What you are asked to do:
Tally each line where the word "pages" occurs, then give only the total.

----- The input

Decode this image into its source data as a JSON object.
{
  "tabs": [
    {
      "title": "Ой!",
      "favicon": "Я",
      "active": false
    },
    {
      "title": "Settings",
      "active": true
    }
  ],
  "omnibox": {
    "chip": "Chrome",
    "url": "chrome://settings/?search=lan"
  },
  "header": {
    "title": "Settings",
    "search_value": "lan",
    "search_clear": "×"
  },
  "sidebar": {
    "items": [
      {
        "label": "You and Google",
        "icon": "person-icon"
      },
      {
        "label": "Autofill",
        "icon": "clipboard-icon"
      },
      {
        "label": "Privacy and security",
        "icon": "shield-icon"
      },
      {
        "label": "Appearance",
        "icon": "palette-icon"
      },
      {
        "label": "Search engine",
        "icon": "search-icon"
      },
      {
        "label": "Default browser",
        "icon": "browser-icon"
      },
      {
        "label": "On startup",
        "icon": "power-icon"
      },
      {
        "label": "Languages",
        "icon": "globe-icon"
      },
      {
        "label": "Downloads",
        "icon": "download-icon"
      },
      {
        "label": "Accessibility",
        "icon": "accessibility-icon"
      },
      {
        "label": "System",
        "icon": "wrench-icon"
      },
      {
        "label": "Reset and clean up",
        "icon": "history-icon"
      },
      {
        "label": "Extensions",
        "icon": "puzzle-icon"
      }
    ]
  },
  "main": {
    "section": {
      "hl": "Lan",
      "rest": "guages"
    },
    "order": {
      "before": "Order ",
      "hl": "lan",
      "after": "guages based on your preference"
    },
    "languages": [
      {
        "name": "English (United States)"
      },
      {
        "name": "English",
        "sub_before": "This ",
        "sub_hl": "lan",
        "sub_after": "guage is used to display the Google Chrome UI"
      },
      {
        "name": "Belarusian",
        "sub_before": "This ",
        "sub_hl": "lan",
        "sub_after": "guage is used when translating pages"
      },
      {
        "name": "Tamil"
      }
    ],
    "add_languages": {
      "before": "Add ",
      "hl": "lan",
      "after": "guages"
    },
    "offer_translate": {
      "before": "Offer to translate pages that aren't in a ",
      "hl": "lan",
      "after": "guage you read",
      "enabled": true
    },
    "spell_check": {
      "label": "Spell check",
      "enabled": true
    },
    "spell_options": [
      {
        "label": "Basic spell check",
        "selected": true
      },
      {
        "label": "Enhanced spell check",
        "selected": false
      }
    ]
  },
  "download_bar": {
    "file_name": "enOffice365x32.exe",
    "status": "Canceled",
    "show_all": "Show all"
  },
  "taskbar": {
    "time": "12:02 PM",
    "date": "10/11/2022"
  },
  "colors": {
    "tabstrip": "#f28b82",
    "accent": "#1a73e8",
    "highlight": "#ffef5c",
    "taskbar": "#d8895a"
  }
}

----------

Answer in full:
2